→ STATED GOAL: Locate the line containing "OCR this image." in the material below; repeat it and every line after it, exactly as written.

Recorded data:
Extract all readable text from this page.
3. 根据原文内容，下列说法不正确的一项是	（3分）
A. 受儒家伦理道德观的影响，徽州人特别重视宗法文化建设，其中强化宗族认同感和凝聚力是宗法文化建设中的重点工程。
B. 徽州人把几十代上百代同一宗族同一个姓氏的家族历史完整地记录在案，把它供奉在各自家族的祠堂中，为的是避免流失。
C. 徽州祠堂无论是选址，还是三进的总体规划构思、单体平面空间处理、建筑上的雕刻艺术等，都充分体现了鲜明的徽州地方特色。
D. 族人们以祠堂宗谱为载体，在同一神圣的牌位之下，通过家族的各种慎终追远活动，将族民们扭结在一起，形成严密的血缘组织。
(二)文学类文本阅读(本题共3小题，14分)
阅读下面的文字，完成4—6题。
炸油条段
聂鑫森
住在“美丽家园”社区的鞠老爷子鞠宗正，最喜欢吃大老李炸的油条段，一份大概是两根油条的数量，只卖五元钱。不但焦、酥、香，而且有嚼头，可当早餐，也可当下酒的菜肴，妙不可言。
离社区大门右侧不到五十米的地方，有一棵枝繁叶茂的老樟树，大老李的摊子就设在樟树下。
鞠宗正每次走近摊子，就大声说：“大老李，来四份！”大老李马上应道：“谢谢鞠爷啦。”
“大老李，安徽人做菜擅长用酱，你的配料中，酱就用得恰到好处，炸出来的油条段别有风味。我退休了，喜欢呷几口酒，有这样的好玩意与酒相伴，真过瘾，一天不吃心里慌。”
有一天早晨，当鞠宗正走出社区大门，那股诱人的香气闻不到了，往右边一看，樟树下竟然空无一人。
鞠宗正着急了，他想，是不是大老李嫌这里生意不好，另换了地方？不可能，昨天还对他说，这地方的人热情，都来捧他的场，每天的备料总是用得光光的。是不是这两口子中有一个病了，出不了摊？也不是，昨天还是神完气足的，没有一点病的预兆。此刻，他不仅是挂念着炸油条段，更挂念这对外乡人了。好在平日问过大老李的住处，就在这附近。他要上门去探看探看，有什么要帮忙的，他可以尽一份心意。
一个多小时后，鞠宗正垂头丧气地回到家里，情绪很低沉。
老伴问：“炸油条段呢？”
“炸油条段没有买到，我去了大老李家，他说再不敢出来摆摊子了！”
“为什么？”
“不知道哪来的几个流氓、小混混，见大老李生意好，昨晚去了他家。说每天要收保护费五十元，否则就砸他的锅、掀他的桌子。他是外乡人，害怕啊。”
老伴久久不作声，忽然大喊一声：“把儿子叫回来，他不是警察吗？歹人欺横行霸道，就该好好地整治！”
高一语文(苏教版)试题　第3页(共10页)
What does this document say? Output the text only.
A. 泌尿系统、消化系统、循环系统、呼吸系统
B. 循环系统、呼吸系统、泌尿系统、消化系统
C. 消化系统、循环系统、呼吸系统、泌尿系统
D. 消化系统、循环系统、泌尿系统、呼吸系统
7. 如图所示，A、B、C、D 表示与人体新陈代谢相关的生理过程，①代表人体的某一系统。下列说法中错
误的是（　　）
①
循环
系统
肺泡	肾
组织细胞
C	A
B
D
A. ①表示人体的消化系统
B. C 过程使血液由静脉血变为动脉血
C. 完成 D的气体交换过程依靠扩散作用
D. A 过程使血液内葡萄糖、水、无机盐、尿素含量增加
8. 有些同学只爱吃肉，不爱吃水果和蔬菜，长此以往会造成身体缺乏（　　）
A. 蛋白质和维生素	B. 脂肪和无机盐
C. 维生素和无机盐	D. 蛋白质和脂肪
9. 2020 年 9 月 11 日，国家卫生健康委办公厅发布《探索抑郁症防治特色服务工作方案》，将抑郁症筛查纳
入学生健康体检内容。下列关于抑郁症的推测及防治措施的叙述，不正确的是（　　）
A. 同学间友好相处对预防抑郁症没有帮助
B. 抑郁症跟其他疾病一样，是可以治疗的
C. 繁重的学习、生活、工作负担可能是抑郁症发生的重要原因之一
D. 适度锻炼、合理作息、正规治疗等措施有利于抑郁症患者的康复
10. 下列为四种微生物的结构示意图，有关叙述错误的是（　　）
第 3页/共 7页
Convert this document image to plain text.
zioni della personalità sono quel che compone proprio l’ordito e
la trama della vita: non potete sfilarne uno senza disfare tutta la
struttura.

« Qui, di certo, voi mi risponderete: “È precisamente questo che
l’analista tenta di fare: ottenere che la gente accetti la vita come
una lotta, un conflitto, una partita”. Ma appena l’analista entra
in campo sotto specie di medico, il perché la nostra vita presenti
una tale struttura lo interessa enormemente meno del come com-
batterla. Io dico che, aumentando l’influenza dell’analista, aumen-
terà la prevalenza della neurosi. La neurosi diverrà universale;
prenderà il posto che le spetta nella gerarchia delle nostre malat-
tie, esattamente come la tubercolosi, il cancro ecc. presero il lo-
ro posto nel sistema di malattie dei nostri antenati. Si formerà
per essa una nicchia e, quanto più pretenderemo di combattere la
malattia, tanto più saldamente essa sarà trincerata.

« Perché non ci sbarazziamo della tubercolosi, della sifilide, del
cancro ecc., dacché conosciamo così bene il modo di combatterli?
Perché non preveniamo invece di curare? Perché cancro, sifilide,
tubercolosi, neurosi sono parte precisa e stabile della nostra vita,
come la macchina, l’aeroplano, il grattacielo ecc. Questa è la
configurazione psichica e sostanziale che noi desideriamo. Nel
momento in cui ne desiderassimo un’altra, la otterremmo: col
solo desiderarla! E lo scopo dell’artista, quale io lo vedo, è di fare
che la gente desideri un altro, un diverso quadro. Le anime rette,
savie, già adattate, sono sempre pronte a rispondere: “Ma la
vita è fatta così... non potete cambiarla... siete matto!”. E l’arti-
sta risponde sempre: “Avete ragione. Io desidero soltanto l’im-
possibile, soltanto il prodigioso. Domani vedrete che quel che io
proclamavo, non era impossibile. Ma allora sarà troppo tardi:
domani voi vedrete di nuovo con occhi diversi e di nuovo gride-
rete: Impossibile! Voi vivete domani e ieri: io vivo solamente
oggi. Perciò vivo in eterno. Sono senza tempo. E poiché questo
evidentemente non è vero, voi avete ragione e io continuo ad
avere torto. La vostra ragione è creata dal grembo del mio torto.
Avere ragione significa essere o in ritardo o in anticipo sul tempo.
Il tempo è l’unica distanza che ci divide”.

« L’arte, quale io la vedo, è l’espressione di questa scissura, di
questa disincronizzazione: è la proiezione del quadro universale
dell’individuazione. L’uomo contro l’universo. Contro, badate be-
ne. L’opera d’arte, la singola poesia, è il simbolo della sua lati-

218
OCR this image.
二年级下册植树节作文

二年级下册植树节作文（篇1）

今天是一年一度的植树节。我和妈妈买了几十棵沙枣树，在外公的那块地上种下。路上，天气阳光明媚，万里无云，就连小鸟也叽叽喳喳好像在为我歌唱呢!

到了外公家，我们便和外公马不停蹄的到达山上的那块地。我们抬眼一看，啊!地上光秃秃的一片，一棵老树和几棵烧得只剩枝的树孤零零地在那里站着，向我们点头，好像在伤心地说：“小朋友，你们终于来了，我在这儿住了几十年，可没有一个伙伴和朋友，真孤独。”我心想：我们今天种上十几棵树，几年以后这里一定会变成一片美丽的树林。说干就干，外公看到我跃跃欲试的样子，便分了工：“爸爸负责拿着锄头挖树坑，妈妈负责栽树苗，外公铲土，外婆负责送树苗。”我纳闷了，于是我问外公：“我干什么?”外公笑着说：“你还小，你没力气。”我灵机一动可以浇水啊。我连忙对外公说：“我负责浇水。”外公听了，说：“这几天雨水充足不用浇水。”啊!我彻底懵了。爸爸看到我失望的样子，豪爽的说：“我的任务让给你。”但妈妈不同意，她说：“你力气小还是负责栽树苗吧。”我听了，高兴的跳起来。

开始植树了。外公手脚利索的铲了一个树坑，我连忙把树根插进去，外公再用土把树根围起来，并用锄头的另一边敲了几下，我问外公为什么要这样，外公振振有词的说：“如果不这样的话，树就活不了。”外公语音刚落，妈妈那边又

→ THE REPLY:
OCR this image.
二年级下册植树节作文

二年级下册植树节作文（篇1）

今天是一年一度的植树节。我和妈妈买了几十棵沙枣树，在外公的那块地上种下。路上，天气阳光明媚，万里无云，就连小鸟也叽叽喳喳好像在为我歌唱呢!

到了外公家，我们便和外公马不停蹄的到达山上的那块地。我们抬眼一看，啊!地上光秃秃的一片，一棵老树和几棵烧得只剩枝的树孤零零地在那里站着，向我们点头，好像在伤心地说：“小朋友，你们终于来了，我在这儿住了几十年，可没有一个伙伴和朋友，真孤独。”我心想：我们今天种上十几棵树，几年以后这里一定会变成一片美丽的树林。说干就干，外公看到我跃跃欲试的样子，便分了工：“爸爸负责拿着锄头挖树坑，妈妈负责栽树苗，外公铲土，外婆负责送树苗。”我纳闷了，于是我问外公：“我干什么?”外公笑着说：“你还小，你没力气。”我灵机一动可以浇水啊。我连忙对外公说：“我负责浇水。”外公听了，说：“这几天雨水充足不用浇水。”啊!我彻底懵了。爸爸看到我失望的样子，豪爽的说：“我的任务让给你。”但妈妈不同意，她说：“你力气小还是负责栽树苗吧。”我听了，高兴的跳起来。

开始植树了。外公手脚利索的铲了一个树坑，我连忙把树根插进去，外公再用土把树根围起来，并用锄头的另一边敲了几下，我问外公为什么要这样，外公振振有词的说：“如果不这样的话，树就活不了。”外公语音刚落，妈妈那边又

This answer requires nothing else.